■ Source excerpt:
- - -

As with previous confrontations among Egypt’s political actors, there are no scenarios that are likely to result in an outcome beneficial to the majority of the population. His attempted deflection of criticism in last Wednesday’s speech notwithstanding, most Egyptians are suffering the consequences of the Morsi government’s failures, the ensuing political stalemate, devastating economic collapse, and lack of security and basic services. 

Having achieved decisive victories in every election they have contested, the Muslim Brotherhood’s leaders have spent much of the last year consolidating their gains, attempting to establish a foothold within the state’s institutions, and marginalising the nation’s other political forces in the process. From the economy to preserving basic peace and security, on almost every score, Morsi’s presidency has failed to deliver. Even when considering the unrealistic expectations made of him and the thankless task of overcoming three decades of rampant corruption, ineffective governance, and abuse of power in a matter of months, the past year has only further exposed the Muslim Brotherhood as an organisation ill-equipped for the monumental task of governing Egypt, or at least doing so alone.

While one can outline the long list of missteps and excesses committed by Morsi over the course of his brief presidency, the Muslim Brotherhood’s posture can be traced back to the underlying decision to put stock in a process that promised to deliver few of the revolution’s demands. Rather than establishing a strong partnership with the groups on the front lines in the fight for social justice and the rule of law, the Muslim Brotherhood hedged its bets by committing its energies to the military-led transition, hoping to coerce the institutions of the state to work in its favour, rather than push for a total reformation that could have realised some of the objectives that led millions of Egyptians to take to the streets in the first place. Decades of mistrust of other political forces and a deep obsession with controlling the levers of power have only been further entrenched within the Muslim Brotherhood’s leadership in recent months. In his mad rush to establish an unshakable claim to democratic legitimacy, Morsi neglected the business of actual effective governance upon which such a claim should have been based. 

Within the opposition, however, only the small contingent of revolutionary groups, led mostly by the nation’s urban youth movement, escape charges of hypocrisy and opportunism. Having consistently stood against the post-Mubarak transition, from the military-sponsored referendum to last summer’s presidential elections, these groups continue to call for the implementation of genuine changes to Egypt’s governing institutions and socioeconomic structures. In that light, the June 30 protest should be viewed in the spirit of the original January 25, 2011 calls for bread, freedom, and social justice. 

However, the revolutionaries have also been joined by figures whose commitment to Egypt’s democratic transition appears directly tied to their personal political fortunes. Ironically, this is a charge frequently levelled against the Muslim Brotherhood, with little evidence to support it considering the group has yet to lose at the polls. Among Egypt’s smaller political parties and failed presidential candidates, obstructionism became the overriding agenda from day one of the Morsi presidency. Whether as a result of their deep opposition to Islamism as a guiding ideology or an inflated sense of their own political abilities, these diverse forces have coalesced into a united front that has repeatedly escalated the confrontation with the Muslim Brotherhood.

- - -

Extracted records:

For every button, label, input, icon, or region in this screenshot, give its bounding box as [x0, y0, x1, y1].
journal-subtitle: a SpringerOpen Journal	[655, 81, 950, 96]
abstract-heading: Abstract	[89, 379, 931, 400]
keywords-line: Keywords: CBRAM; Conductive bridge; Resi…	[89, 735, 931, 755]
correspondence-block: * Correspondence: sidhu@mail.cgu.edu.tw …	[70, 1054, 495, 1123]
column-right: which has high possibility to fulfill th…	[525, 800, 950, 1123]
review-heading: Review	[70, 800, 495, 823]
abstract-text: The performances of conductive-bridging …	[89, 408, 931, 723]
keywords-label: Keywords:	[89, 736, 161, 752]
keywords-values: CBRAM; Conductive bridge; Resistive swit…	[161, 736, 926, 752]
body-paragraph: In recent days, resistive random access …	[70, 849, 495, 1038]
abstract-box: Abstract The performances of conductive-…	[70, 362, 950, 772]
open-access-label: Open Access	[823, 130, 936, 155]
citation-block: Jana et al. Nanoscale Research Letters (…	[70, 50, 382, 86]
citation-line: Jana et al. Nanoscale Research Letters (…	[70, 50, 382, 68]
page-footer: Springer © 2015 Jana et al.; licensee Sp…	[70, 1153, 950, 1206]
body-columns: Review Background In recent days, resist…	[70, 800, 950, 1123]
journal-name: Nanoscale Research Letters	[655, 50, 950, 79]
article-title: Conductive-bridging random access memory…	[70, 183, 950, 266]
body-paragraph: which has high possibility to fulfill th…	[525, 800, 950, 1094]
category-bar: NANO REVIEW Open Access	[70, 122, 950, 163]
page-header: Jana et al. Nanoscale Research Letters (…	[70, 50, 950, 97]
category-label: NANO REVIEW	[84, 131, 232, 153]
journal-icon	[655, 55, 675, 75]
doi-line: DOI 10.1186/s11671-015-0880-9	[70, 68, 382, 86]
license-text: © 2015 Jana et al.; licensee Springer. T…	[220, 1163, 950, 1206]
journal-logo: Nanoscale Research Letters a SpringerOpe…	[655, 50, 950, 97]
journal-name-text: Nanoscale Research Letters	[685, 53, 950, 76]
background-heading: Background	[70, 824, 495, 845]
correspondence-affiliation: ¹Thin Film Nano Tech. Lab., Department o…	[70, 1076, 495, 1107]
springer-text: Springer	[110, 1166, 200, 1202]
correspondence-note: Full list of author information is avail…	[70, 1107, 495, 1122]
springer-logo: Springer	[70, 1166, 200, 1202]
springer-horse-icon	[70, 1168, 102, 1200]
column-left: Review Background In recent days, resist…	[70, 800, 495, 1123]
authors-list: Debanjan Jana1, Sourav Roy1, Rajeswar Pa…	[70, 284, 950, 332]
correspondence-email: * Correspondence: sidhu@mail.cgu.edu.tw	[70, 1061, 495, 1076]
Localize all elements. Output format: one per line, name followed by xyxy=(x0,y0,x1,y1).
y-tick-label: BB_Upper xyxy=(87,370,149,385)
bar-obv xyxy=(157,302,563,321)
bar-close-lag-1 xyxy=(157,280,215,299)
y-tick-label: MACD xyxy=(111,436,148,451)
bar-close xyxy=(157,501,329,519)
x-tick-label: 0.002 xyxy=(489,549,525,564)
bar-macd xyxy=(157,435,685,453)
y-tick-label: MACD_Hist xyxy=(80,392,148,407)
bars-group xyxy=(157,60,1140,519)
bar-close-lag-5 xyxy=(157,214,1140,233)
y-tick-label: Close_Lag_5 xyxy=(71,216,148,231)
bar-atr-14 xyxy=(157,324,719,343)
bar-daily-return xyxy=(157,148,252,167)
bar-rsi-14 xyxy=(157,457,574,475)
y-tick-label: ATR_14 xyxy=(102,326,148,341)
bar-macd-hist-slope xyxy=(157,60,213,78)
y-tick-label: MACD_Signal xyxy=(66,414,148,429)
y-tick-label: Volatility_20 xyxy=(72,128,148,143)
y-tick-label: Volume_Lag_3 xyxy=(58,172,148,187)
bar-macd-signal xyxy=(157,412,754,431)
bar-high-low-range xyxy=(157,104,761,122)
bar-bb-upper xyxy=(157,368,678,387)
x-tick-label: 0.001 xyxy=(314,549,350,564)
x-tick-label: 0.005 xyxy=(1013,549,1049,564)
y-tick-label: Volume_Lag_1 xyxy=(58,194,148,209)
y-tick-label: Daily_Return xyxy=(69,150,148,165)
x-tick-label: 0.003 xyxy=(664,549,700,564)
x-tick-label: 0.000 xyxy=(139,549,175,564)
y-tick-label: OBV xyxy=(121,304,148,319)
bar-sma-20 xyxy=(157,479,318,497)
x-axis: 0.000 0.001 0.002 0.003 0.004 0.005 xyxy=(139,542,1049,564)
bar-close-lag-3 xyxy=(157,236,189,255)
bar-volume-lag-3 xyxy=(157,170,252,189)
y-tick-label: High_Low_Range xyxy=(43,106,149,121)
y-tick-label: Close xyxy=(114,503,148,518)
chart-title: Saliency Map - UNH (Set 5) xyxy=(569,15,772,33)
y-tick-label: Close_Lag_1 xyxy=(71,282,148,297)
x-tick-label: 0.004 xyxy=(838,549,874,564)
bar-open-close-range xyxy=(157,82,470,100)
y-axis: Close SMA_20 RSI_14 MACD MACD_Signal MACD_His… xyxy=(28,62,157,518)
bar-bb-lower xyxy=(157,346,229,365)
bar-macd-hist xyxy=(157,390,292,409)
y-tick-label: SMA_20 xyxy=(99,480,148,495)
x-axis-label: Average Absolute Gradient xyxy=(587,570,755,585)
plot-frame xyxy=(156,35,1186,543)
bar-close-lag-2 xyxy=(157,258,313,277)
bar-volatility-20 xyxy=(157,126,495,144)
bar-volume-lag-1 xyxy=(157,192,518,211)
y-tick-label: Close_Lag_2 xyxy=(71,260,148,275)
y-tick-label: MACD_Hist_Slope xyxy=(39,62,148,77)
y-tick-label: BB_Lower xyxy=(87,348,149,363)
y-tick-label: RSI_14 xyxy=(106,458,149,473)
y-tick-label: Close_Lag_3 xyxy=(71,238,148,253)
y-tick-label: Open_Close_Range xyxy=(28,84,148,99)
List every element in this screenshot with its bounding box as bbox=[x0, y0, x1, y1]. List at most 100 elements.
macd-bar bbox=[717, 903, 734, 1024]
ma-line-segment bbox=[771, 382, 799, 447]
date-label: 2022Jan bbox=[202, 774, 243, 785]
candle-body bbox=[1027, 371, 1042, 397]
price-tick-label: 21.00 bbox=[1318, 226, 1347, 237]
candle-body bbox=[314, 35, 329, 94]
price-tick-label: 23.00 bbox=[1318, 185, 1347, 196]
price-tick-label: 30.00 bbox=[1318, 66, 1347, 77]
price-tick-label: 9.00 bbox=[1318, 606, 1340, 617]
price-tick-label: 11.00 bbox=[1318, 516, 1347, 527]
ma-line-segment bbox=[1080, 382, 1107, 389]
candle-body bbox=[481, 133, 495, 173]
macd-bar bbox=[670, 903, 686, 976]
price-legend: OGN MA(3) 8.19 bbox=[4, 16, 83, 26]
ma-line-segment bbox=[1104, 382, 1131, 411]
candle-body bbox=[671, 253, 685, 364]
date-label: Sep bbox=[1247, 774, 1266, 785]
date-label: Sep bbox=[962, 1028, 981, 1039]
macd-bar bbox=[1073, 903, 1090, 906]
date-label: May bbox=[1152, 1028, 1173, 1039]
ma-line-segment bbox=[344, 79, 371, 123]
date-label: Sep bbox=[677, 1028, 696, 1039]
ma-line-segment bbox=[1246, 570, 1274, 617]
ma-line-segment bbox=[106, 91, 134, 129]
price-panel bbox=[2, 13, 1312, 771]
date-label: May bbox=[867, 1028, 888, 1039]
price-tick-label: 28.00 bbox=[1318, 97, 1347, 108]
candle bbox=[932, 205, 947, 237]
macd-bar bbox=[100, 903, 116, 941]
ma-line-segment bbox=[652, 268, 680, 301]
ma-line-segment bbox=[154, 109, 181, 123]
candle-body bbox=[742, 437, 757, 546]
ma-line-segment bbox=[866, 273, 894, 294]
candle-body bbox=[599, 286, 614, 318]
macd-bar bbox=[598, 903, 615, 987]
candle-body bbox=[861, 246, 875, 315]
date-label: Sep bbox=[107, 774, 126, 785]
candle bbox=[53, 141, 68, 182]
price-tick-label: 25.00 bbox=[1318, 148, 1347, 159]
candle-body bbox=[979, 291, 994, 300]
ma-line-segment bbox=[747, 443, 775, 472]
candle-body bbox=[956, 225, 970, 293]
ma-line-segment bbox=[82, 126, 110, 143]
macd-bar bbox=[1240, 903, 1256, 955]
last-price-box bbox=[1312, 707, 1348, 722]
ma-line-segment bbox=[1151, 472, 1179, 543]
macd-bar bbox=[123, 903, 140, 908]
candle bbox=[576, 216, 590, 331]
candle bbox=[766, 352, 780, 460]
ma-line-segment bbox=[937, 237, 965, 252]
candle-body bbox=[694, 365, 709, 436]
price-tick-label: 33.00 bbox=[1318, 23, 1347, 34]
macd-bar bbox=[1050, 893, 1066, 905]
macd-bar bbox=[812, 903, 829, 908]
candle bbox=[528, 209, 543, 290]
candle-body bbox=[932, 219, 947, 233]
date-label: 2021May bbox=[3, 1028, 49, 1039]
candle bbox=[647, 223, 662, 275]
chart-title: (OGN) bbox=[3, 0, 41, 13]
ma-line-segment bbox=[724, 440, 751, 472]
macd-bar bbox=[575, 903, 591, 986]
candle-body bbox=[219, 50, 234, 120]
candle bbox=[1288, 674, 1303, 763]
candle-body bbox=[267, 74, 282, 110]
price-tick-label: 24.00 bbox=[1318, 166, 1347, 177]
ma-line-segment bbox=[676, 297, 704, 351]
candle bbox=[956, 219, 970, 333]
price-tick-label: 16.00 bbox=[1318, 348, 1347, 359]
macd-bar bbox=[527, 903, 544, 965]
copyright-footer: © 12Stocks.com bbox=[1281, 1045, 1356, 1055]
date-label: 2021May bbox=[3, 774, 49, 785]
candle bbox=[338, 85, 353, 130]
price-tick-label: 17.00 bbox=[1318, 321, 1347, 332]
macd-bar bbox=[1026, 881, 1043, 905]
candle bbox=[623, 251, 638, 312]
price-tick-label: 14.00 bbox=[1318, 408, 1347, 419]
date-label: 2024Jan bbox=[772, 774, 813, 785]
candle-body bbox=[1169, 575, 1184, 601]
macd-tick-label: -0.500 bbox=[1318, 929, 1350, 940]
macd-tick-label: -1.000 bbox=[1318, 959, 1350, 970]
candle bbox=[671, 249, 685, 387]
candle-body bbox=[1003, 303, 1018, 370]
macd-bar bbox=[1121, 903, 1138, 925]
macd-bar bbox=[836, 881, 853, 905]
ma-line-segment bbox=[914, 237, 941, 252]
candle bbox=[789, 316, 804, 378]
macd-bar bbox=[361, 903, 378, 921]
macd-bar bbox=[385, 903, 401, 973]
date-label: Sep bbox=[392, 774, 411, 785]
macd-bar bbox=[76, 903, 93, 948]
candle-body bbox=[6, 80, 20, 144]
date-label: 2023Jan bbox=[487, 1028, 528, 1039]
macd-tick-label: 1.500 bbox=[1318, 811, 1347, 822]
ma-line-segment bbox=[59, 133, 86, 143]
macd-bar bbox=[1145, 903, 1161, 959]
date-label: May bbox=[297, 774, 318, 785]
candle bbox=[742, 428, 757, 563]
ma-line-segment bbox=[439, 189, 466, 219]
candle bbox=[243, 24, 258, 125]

- - -

■ Exercise set:
**A)** Decide whether each statement below agrees with the commentary on Egypt's Morsi presidency. Answer yes or no for each, and quote the deciding words of the commentary.
(i) The Muslim Brotherhood has lost at least one election.
(ii) The revolutionary groups within the opposition are led mostly by the nation's urban youth movement.
(iii) The Muslim Brotherhood committed its energies to the military-led transition.
**B)** Retype the commentary on Egypt's Morsi presidency word for word, starting at "However, the revolutionaries" and ending at "the Muslim Brotherhood.".
**C)** Extend the commentary on Egypt's Morsi presidency, picking up after its final sentence.

■ In response:
**A)**
(i) No: "the group has yet to lose at the polls"
(ii) Yes: "led mostly by the nation’s urban youth movement"
(iii) Yes: "committing its energies to the military-led transition"

**B)**
However, the revolutionaries have also been joined by figures whose commitment to Egypt’s democratic transition appears directly tied to their personal political fortunes. Ironically, this is a charge frequently levelled against the Muslim Brotherhood, with little evidence to support it considering the group has yet to lose at the polls. Among Egypt’s smaller political parties and failed presidential candidates, obstructionism became the overriding agenda from day one of the Morsi presidency. Whether as a result of their deep opposition to Islamism as a guiding ideology or an inflated sense of their own political abilities, these diverse forces have coalesced into a united front that has repeatedly escalated the confrontation with the Muslim Brotherhood.

**C)**
Having made the calculation that it is preferable to bring down the elected government than to engage with it, Mohamed ElBaradie, Amr Moussa, and Hamdeen Sabahi, along with other leaders, have done more than their share to lead to the current impasse. In a classic example of political Schadenfreude, these figures have spurned multiple opportunities to diffuse tensions and reach a negotiated solution with the government, instead taking particular delight in Morsi’s policy failures, though it is the Egyptian people who have suffered most as a result. In the most recent example, virtually none of the opposition parties chose to submit candidates for governor posts, leading to Morsi’s disastrous decision to appoint a former jihadist as governor of Luxor, an important tourist destination. Adel el-Khayat’s Construction and Development Party was one of the few to put forward a name.

Perhaps more alarmingly, these elements within the opposition have resorted to tactics that threaten to undo the progress, limited as it is, that Egypt has made over the past thirty months. By beseeching the corrupt and compromised remnants of the Mubarak regime to exert their influence on the current political stalemate, ElBaradie and others have abandoned any pretence to being supporters of the January 25 uprising. Furthermore, by calling upon the military to reclaim the reins of power yet again, these leaders dishonour the sacrifice of all those killed and injured in their struggle against the direct rule of the Egyptian military and its efforts to restrain the revolution before it could achieve all of its aims.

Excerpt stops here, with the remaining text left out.